● **Problem details**: Filter the lines below, copying only those with the string "icon".
___ Provided data ___
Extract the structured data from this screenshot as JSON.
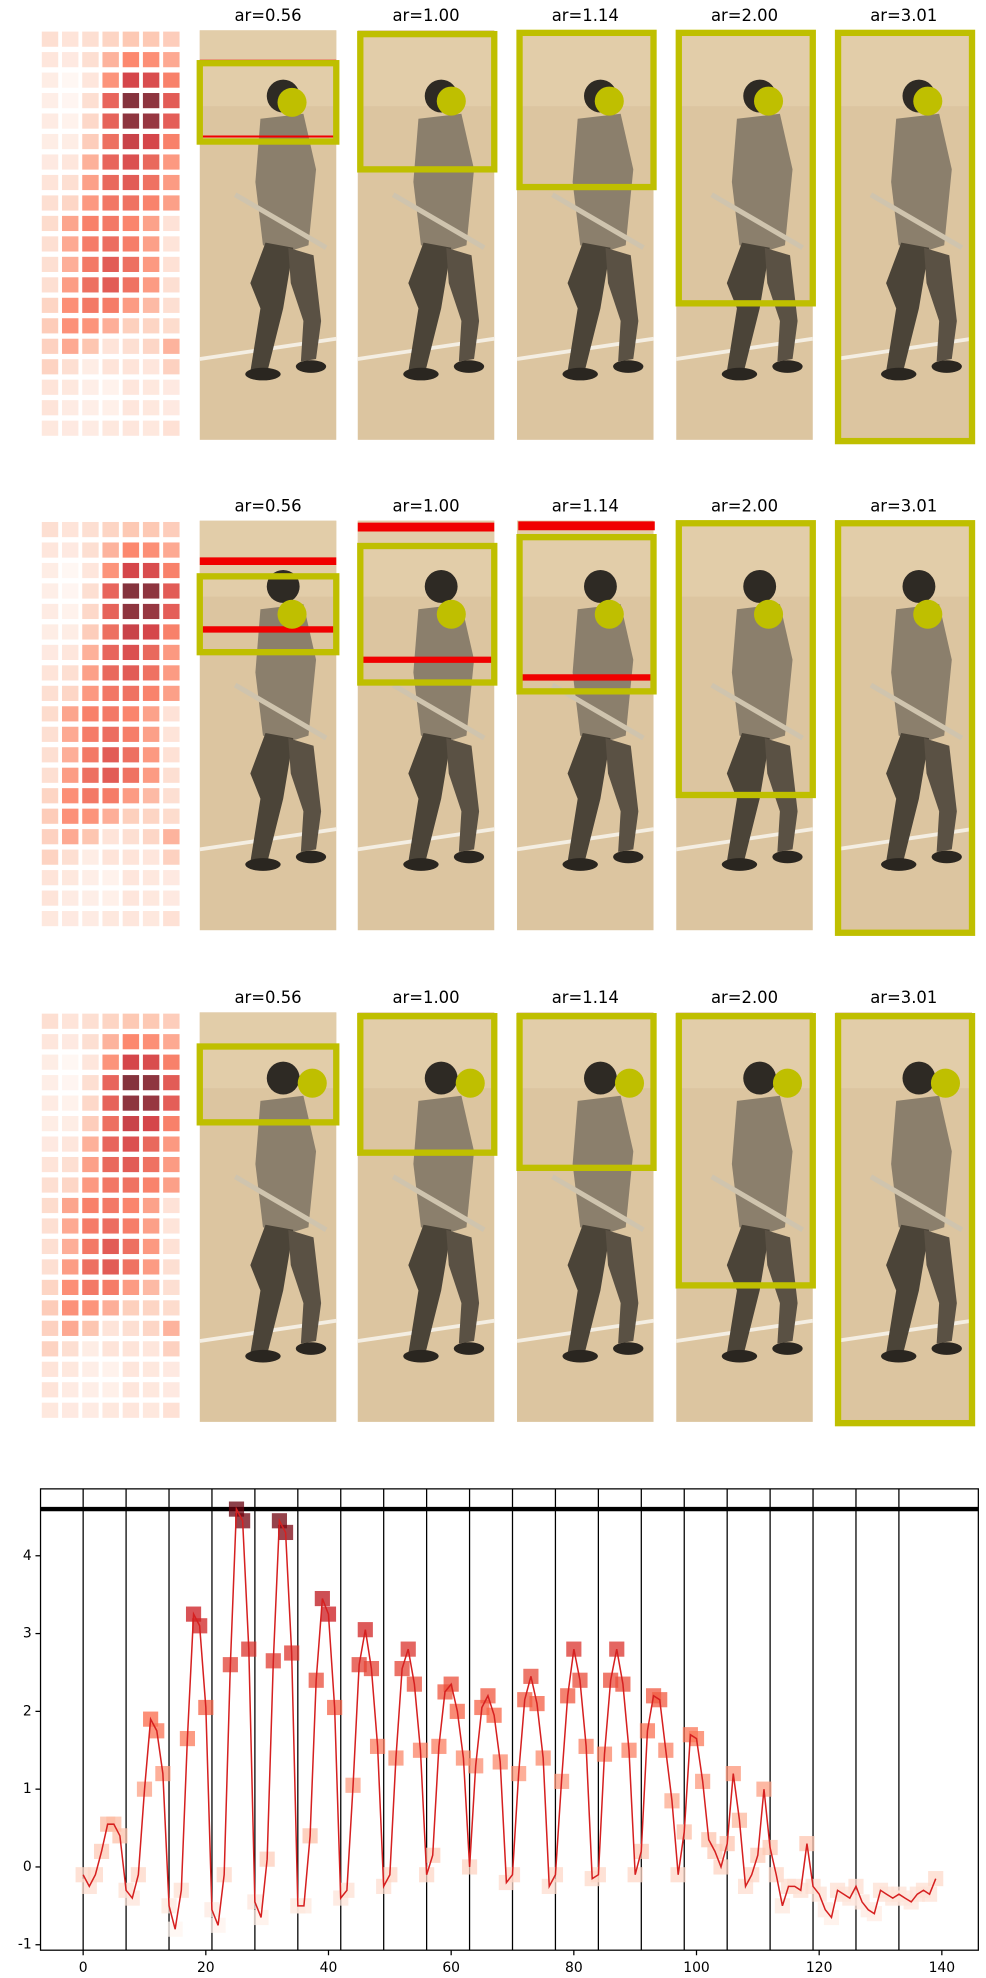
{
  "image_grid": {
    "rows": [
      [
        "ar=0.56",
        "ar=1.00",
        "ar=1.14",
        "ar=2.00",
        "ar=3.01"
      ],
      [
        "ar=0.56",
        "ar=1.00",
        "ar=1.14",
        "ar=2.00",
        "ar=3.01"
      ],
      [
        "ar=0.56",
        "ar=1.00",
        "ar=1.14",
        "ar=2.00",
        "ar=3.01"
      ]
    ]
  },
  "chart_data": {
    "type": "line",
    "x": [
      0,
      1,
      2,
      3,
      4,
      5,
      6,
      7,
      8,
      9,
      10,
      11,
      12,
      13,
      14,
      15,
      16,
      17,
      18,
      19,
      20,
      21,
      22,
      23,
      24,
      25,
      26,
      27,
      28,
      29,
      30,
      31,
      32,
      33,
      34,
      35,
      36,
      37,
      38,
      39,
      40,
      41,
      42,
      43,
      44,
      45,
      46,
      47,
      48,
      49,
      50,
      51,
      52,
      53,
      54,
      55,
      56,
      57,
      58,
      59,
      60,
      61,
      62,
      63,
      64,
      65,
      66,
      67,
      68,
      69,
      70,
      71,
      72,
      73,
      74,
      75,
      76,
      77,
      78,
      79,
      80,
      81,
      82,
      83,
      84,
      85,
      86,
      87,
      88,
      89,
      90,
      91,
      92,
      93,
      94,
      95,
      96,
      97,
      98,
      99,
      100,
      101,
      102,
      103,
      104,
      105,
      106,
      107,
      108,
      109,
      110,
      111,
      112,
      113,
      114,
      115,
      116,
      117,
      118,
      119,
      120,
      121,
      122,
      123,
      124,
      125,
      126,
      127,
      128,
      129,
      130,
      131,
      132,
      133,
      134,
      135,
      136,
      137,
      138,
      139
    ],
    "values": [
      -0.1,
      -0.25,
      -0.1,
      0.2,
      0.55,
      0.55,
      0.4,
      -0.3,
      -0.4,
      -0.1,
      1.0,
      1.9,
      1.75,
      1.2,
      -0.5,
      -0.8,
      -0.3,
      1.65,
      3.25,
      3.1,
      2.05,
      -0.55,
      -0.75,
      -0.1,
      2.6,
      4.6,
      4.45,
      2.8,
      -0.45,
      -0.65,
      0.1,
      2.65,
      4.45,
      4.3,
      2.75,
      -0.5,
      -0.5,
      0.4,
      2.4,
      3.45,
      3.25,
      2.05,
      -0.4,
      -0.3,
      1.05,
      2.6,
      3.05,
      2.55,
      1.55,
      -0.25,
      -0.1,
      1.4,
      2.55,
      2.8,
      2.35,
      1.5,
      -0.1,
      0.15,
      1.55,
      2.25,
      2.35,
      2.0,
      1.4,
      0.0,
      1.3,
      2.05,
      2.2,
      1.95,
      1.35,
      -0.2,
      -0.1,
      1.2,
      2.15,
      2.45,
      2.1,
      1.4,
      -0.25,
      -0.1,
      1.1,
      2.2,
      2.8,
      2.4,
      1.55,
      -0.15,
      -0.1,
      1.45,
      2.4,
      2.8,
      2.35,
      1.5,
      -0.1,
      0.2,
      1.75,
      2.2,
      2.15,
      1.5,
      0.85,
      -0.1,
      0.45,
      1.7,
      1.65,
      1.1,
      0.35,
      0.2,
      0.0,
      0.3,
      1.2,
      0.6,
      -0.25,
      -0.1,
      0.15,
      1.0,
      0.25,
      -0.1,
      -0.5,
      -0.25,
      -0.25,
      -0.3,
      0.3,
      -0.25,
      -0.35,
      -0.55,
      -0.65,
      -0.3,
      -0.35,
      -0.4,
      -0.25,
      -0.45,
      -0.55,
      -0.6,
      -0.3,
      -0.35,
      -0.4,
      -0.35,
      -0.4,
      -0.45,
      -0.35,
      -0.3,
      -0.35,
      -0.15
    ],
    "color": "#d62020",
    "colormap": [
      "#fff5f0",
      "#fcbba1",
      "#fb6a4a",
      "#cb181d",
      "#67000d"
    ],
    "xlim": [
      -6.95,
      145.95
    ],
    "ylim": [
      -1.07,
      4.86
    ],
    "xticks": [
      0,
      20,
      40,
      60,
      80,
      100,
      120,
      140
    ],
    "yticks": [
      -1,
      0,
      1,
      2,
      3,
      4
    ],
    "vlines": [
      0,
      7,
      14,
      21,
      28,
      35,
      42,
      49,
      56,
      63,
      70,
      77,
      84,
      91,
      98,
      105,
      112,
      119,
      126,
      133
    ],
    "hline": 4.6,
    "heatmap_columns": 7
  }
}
___
___ Provided data ___
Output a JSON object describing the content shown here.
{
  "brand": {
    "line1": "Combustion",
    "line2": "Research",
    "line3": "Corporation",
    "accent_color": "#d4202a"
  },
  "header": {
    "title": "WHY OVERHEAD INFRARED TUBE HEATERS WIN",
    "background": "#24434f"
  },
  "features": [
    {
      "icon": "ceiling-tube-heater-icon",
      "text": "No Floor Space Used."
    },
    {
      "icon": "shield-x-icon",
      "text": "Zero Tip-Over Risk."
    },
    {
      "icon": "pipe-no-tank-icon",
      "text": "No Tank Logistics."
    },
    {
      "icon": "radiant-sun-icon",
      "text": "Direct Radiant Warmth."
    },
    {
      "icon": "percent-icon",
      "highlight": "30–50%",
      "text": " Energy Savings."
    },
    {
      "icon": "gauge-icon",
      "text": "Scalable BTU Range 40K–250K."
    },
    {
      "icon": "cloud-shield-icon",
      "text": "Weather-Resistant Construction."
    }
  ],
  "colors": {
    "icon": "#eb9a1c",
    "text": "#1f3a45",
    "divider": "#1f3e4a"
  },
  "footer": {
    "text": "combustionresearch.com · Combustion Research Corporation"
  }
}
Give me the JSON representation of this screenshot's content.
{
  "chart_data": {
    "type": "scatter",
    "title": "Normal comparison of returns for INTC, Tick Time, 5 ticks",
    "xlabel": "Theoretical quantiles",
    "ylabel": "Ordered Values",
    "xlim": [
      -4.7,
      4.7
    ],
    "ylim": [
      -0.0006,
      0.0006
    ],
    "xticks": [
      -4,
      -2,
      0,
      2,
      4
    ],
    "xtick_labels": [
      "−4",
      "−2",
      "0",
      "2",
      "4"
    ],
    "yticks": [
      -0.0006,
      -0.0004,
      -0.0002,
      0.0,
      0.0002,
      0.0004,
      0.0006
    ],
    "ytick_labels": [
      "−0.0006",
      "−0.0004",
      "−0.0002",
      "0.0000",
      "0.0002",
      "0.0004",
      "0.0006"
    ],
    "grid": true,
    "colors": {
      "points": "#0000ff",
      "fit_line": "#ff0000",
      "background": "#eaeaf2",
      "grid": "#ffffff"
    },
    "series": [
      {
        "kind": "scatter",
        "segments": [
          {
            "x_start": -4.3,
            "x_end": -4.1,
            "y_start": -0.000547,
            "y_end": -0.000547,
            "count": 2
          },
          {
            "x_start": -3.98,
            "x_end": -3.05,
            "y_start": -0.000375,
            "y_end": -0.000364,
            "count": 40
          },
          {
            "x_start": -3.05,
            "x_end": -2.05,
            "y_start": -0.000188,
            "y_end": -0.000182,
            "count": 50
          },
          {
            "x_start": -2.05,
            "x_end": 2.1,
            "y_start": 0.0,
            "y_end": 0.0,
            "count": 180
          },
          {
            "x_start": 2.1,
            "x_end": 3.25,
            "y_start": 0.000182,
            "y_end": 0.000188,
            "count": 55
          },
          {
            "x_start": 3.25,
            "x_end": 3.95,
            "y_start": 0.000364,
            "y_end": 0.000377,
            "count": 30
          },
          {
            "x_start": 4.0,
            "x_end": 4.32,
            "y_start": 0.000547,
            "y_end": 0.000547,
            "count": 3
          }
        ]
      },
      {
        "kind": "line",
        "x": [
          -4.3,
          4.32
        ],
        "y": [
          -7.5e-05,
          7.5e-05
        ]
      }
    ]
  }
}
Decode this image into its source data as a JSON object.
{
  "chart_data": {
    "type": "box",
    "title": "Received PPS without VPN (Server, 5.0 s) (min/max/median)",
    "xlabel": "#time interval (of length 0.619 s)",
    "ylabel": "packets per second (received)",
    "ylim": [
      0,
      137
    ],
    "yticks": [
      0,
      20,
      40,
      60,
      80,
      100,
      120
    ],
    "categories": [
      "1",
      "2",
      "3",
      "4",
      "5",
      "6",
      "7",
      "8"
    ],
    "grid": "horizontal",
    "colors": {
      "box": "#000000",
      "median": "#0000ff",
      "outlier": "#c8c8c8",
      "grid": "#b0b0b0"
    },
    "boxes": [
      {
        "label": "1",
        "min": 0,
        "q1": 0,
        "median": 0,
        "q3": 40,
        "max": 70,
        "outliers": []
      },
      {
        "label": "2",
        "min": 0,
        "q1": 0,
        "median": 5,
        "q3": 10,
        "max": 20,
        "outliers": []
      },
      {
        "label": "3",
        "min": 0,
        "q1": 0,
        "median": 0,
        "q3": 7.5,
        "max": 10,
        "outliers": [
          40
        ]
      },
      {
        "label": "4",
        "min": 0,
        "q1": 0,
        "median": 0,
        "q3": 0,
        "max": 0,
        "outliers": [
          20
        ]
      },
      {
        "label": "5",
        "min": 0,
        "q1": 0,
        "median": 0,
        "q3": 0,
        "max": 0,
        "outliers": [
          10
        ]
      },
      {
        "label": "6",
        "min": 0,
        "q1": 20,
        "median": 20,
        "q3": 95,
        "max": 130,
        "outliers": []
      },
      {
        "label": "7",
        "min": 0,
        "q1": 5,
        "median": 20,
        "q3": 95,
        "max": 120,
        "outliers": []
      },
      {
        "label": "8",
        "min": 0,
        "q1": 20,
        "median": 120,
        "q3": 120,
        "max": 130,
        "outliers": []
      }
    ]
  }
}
___
● **Response**:
      "icon": "ceiling-tube-heater-icon",
      "icon": "shield-x-icon",
      "icon": "pipe-no-tank-icon",
      "icon": "radiant-sun-icon",
      "icon": "percent-icon",
      "icon": "gauge-icon",
      "icon": "cloud-shield-icon",
    "icon": "#eb9a1c",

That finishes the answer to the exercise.